- _What is being asked_: List each line in the rows below that contains the string "pixel", copying every such line in full.

(Visual layout records)

####

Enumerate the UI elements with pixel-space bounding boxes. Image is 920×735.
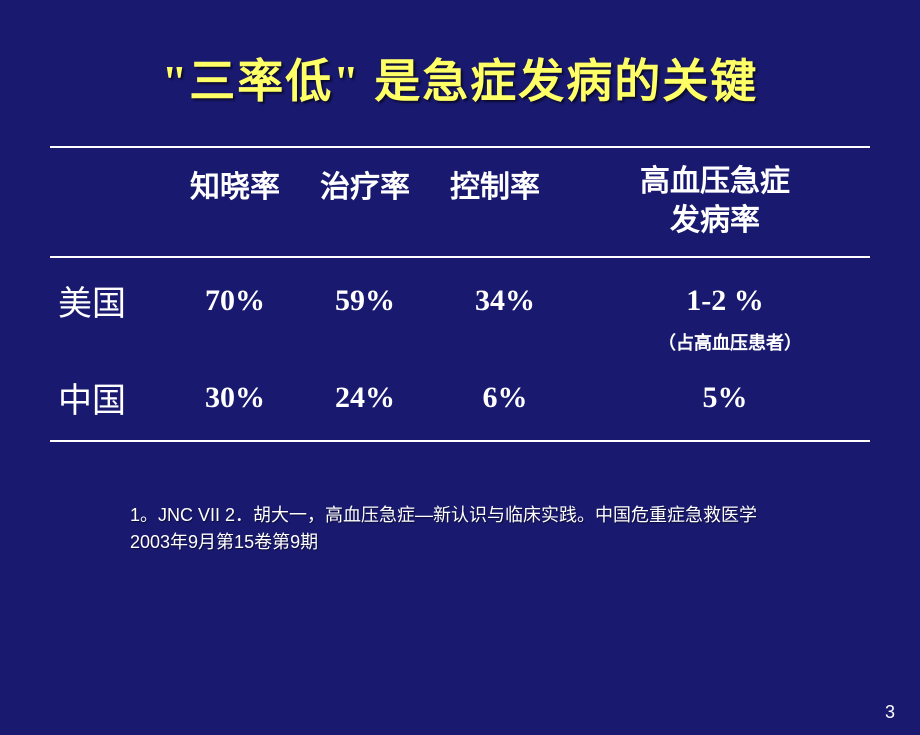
page-number: 3 [885,702,895,723]
table-rule-bottom [50,440,870,442]
cell-value: 30% [170,381,300,415]
header-incidence-line2: 发病率 [560,201,870,240]
header-control: 控制率 [430,162,560,240]
cell-value: 1-2 % [580,284,870,318]
inline-note-row: （占高血压患者） [50,329,870,355]
table-row: 美国 70% 59% 34% 1-2 % [50,258,870,333]
header-awareness: 知晓率 [170,162,300,240]
slide-title: "三率低" 是急症发病的关键 [0,45,920,111]
row-label-china: 中国 [50,373,170,422]
header-empty [50,162,170,240]
row-label-usa: 美国 [50,276,170,325]
data-table: 知晓率 治疗率 控制率 高血压急症 发病率 美国 70% 59% 34% 1-2… [50,146,870,442]
cell-value: 34% [430,284,580,318]
cell-value: 24% [300,381,430,415]
table-row: 中国 30% 24% 6% 5% [50,357,870,440]
cell-value: 59% [300,284,430,318]
header-treatment: 治疗率 [300,162,430,240]
cell-value: 70% [170,284,300,318]
header-incidence-line1: 高血压急症 [560,162,870,201]
inline-note: （占高血压患者） [590,329,870,355]
header-incidence: 高血压急症 发病率 [560,162,870,240]
cell-value: 5% [580,381,870,415]
table-header-row: 知晓率 治疗率 控制率 高血压急症 发病率 [50,148,870,256]
cell-value: 6% [430,381,580,415]
reference-text: 1。JNC VII 2．胡大一，高血压急症—新认识与临床实践。中国危重症急救医学… [130,502,790,556]
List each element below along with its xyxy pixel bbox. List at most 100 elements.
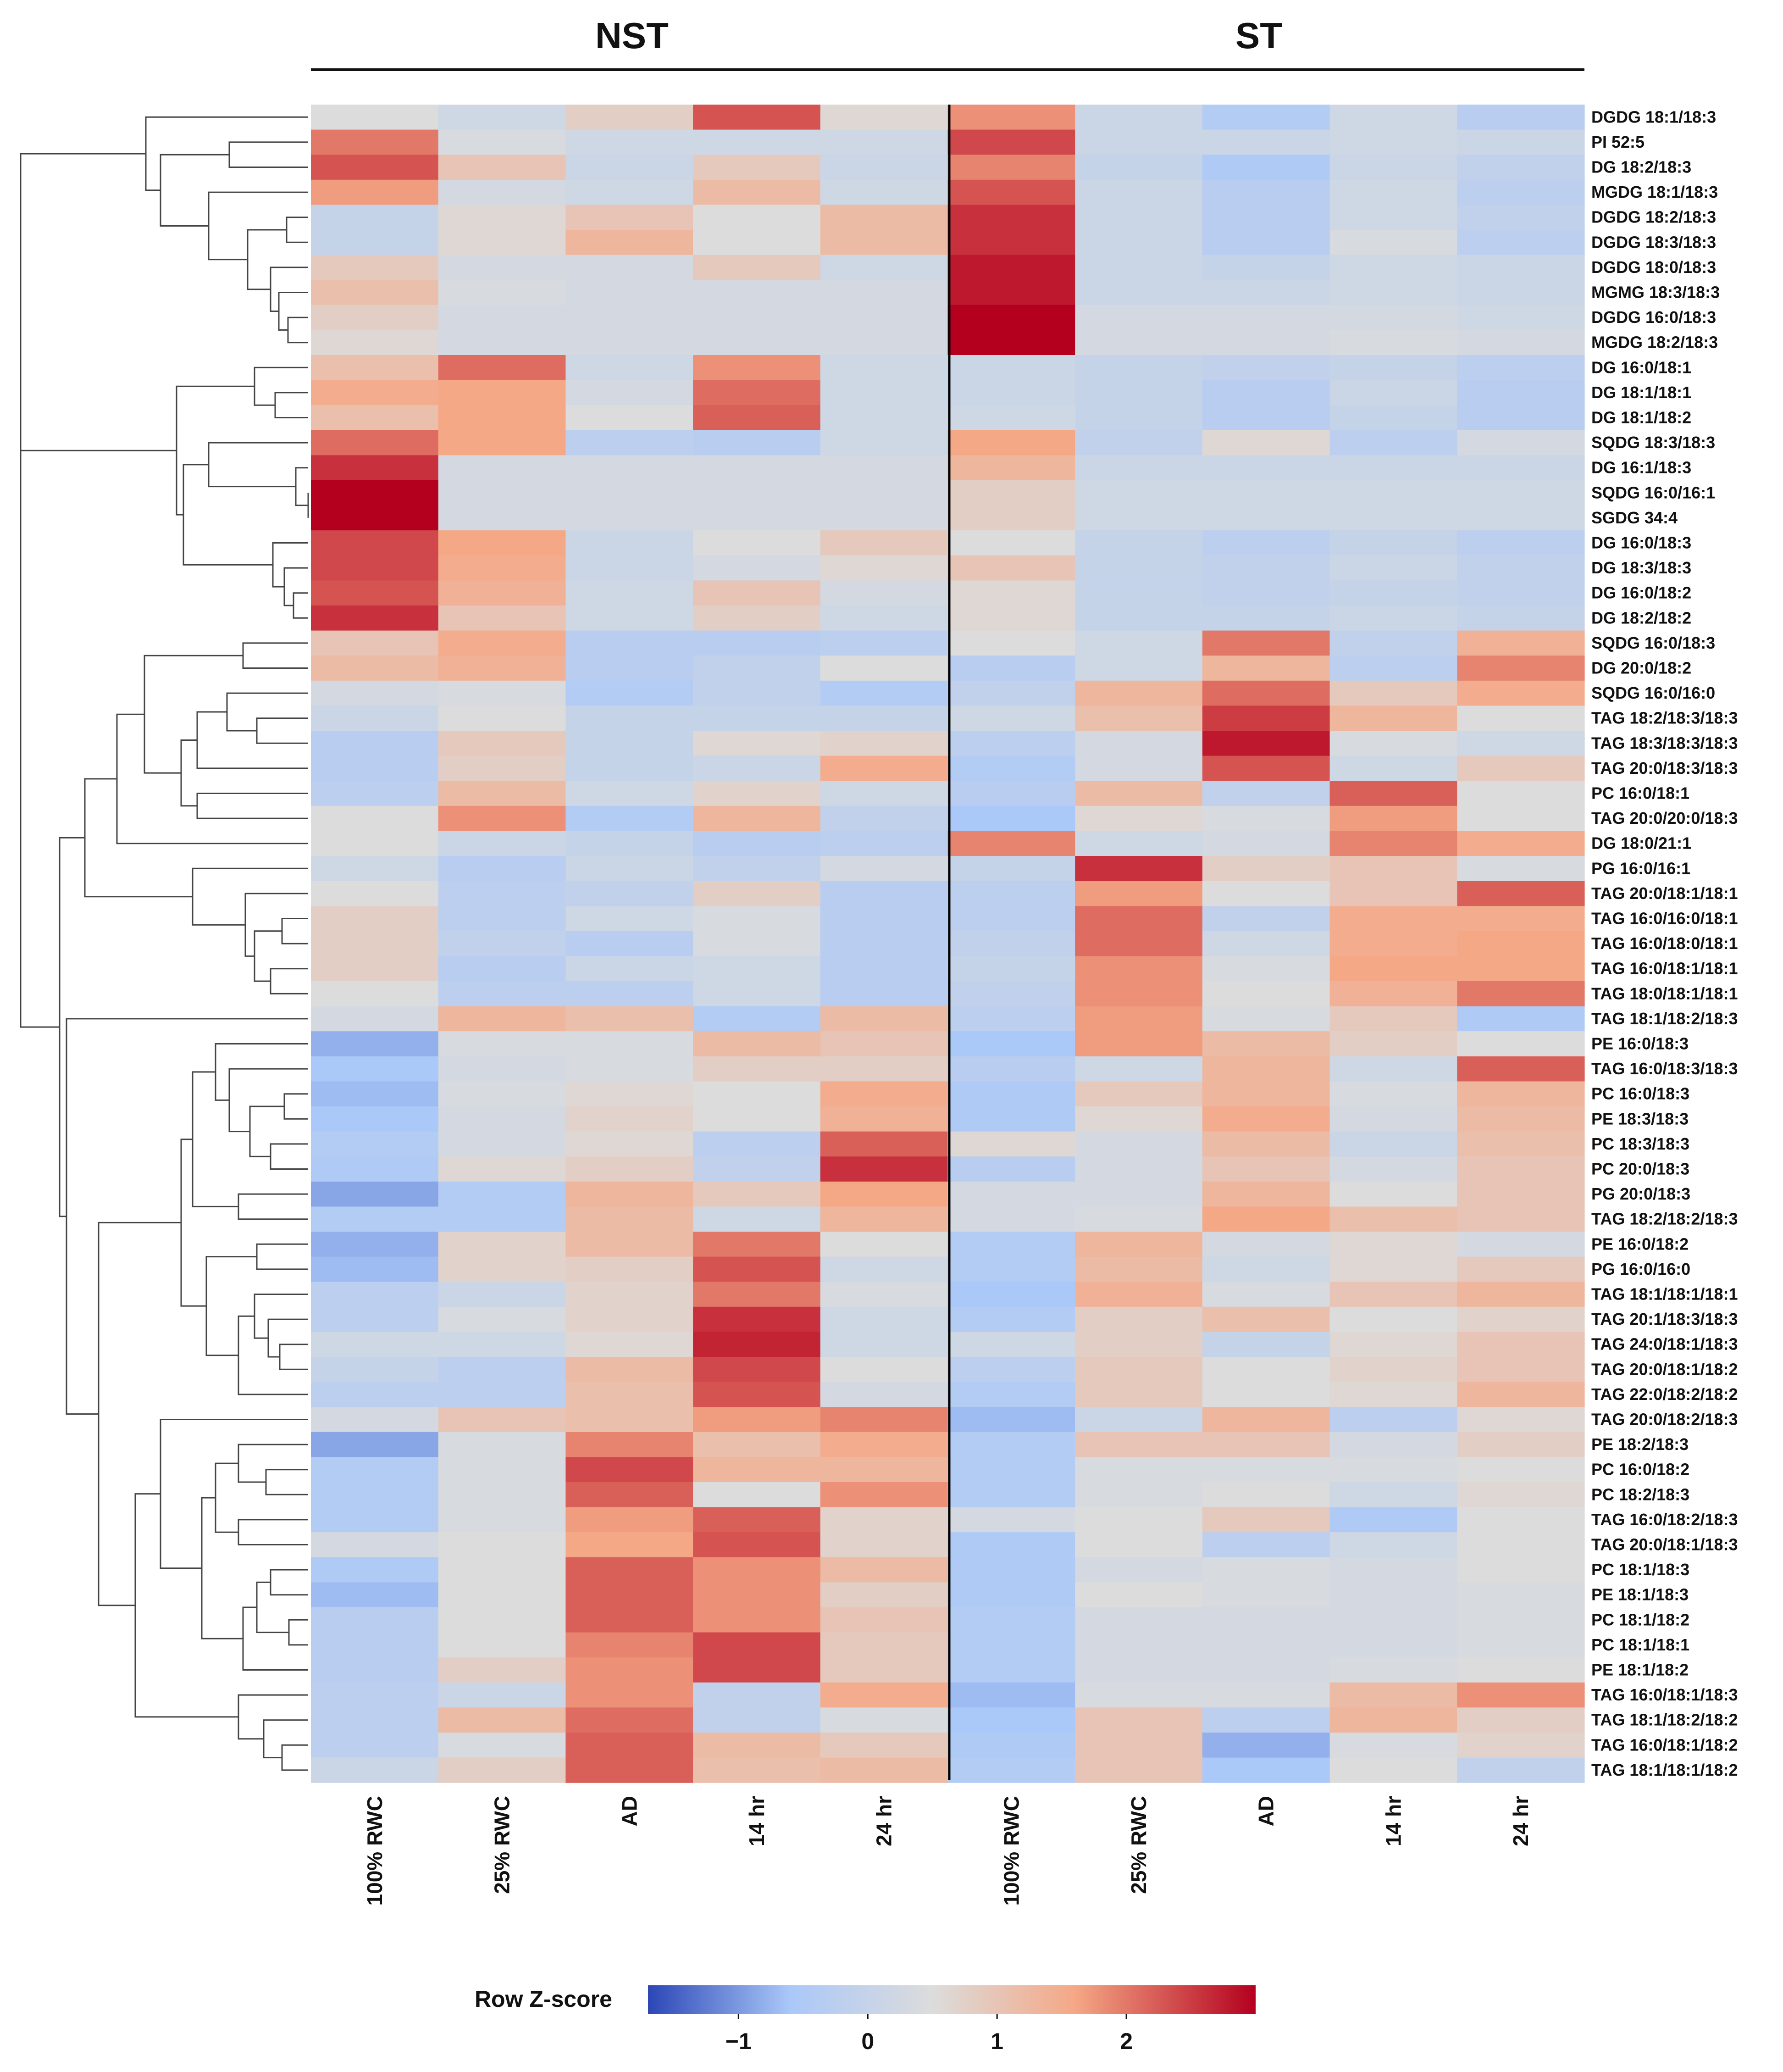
heatmap-cell: [1457, 430, 1585, 456]
dendrogram-branch: [287, 317, 308, 344]
heatmap-cell: [1457, 129, 1585, 155]
heatmap-cell: [1202, 480, 1330, 506]
heatmap-cell: [947, 280, 1075, 306]
row-label: TAG 20:0/18:1/18:2: [1591, 1360, 1738, 1378]
heatmap-cell: [438, 1306, 566, 1332]
heatmap-cell: [1075, 205, 1203, 230]
heatmap-cell: [820, 405, 948, 431]
heatmap-cell: [565, 705, 693, 731]
heatmap-cell: [1202, 1432, 1330, 1457]
heatmap-cell: [947, 505, 1075, 531]
heatmap-cell: [820, 1181, 948, 1207]
heatmap-cell: [1329, 1482, 1457, 1508]
row-label: TAG 18:1/18:2/18:3: [1591, 1009, 1738, 1028]
heatmap-cell: [1329, 1657, 1457, 1683]
heatmap-cell: [311, 179, 439, 205]
heatmap-cell: [311, 1056, 439, 1082]
dendrogram-branch: [272, 542, 308, 588]
heatmap-cell: [565, 1657, 693, 1683]
heatmap-cell: [1329, 805, 1457, 831]
heatmap-cell: [693, 731, 821, 756]
heatmap-cell: [565, 605, 693, 631]
row-label: TAG 16:0/18:0/18:1: [1591, 934, 1738, 953]
heatmap-cell: [947, 1707, 1075, 1733]
heatmap-cell: [1075, 380, 1203, 406]
heatmap-cell: [947, 1557, 1075, 1583]
heatmap-cell: [1075, 1131, 1203, 1157]
row-label: MGDG 18:1/18:3: [1591, 183, 1718, 201]
heatmap-cell: [1202, 1232, 1330, 1257]
heatmap-cell: [1202, 179, 1330, 205]
heatmap-cell: [947, 1306, 1075, 1332]
heatmap-cell: [565, 455, 693, 481]
heatmap-cell: [1075, 430, 1203, 456]
row-label: SQDG 16:0/16:1: [1591, 483, 1715, 502]
dendrogram-branch: [249, 1105, 284, 1157]
heatmap-cell: [1329, 505, 1457, 531]
heatmap-cell: [693, 755, 821, 781]
row-label: TAG 18:0/18:1/18:1: [1591, 984, 1738, 1003]
heatmap-cell: [1075, 1006, 1203, 1032]
heatmap-cell: [1202, 731, 1330, 756]
heatmap-cell: [438, 1407, 566, 1433]
heatmap-cell: [1329, 605, 1457, 631]
heatmap-cell: [1457, 1757, 1585, 1783]
heatmap-cell: [1202, 1181, 1330, 1207]
heatmap-cell: [693, 1507, 821, 1533]
heatmap-cell: [947, 1106, 1075, 1132]
heatmap-cell: [693, 1607, 821, 1633]
heatmap-cell: [1202, 1282, 1330, 1307]
heatmap-cell: [311, 155, 439, 180]
dendrogram-branch: [254, 367, 308, 406]
heatmap-cell: [1457, 480, 1585, 506]
column-label: AD: [1254, 1796, 1278, 1826]
heatmap-cell: [1457, 1733, 1585, 1758]
heatmap-cell: [565, 1232, 693, 1257]
heatmap-cell: [311, 605, 439, 631]
heatmap-cell: [311, 856, 439, 882]
heatmap-cell: [1457, 1006, 1585, 1032]
heatmap-cell: [438, 280, 566, 306]
heatmap-cell: [820, 705, 948, 731]
heatmap-cell: [947, 530, 1075, 556]
heatmap-cell: [1075, 330, 1203, 356]
heatmap-cell: [438, 1682, 566, 1708]
heatmap-cell: [693, 630, 821, 656]
heatmap-cell: [947, 580, 1075, 606]
heatmap-cell: [1457, 1607, 1585, 1633]
heatmap-cell: [820, 1357, 948, 1383]
heatmap-cell: [693, 380, 821, 406]
heatmap-cell: [565, 230, 693, 256]
row-label: TAG 16:0/18:1/18:2: [1591, 1735, 1738, 1754]
heatmap-cell: [1075, 781, 1203, 806]
heatmap-cell: [565, 755, 693, 781]
heatmap-cell: [1457, 155, 1585, 180]
heatmap-cell: [1202, 380, 1330, 406]
heatmap-cell: [693, 1632, 821, 1658]
row-label: TAG 20:0/18:3/18:3: [1591, 759, 1738, 778]
row-label: DG 18:1/18:2: [1591, 408, 1691, 427]
heatmap-cell: [565, 480, 693, 506]
heatmap-cell: [1329, 1382, 1457, 1407]
heatmap-cell: [693, 1156, 821, 1182]
heatmap-cell: [565, 1457, 693, 1483]
heatmap-cell: [311, 505, 439, 531]
row-label: SQDG 18:3/18:3: [1591, 433, 1715, 452]
heatmap-cell: [1457, 330, 1585, 356]
heatmap-cell: [947, 455, 1075, 481]
heatmap-cell: [565, 781, 693, 806]
heatmap-cell: [947, 605, 1075, 631]
heatmap-cell: [1075, 580, 1203, 606]
heatmap-cell: [1075, 931, 1203, 956]
heatmap-cell: [1457, 1557, 1585, 1583]
heatmap-cell: [820, 455, 948, 481]
row-dendrogram: [20, 116, 309, 1771]
heatmap-cell: [1457, 1657, 1585, 1683]
heatmap-cell: [947, 1382, 1075, 1407]
heatmap-cell: [565, 1557, 693, 1583]
heatmap-cell: [947, 179, 1075, 205]
heatmap-cell: [1329, 1282, 1457, 1307]
heatmap-cell: [1202, 205, 1330, 230]
heatmap-cell: [1202, 831, 1330, 856]
heatmap-cell: [1329, 580, 1457, 606]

####

- _The solution_:
Enumerate the UI elements with pixel-space bounding boxes. Image is 920×735.
List each element below along with its xyxy pixel bbox. List at most 100 elements.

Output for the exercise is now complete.